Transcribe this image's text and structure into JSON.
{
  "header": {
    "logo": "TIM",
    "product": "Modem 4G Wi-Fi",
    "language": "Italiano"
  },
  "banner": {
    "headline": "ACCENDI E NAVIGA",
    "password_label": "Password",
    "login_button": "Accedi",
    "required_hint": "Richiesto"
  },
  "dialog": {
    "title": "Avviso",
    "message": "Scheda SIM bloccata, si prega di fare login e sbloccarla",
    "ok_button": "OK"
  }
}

++++++

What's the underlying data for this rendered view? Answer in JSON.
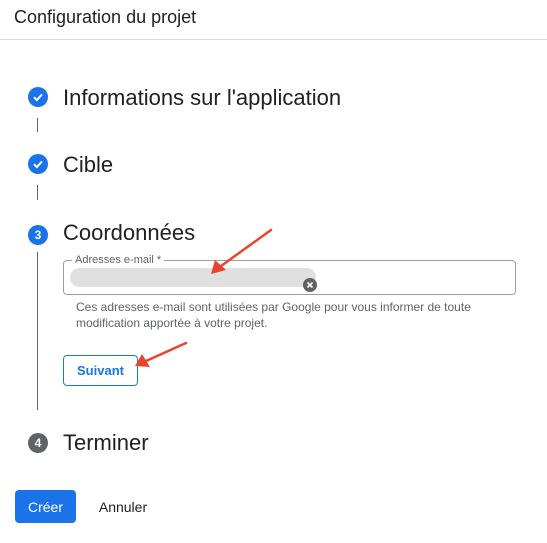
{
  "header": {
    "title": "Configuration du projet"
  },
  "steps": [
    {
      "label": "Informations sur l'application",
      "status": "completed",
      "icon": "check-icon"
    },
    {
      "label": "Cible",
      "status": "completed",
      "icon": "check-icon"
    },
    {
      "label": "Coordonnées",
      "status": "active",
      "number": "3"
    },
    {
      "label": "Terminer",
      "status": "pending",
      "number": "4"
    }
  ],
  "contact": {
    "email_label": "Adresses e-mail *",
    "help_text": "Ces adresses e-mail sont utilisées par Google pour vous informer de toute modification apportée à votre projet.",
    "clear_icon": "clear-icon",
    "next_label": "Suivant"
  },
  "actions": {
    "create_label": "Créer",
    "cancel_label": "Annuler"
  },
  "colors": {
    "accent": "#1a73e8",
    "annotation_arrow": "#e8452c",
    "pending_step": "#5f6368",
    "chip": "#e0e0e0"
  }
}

++++++

§ Exercise prompt
Copy down every line of the entries containing the word "JSON".

§ Solved problem
Transcribe this image's text and structure into JSON.
What's the underlying data for this rendered view? Answer in JSON.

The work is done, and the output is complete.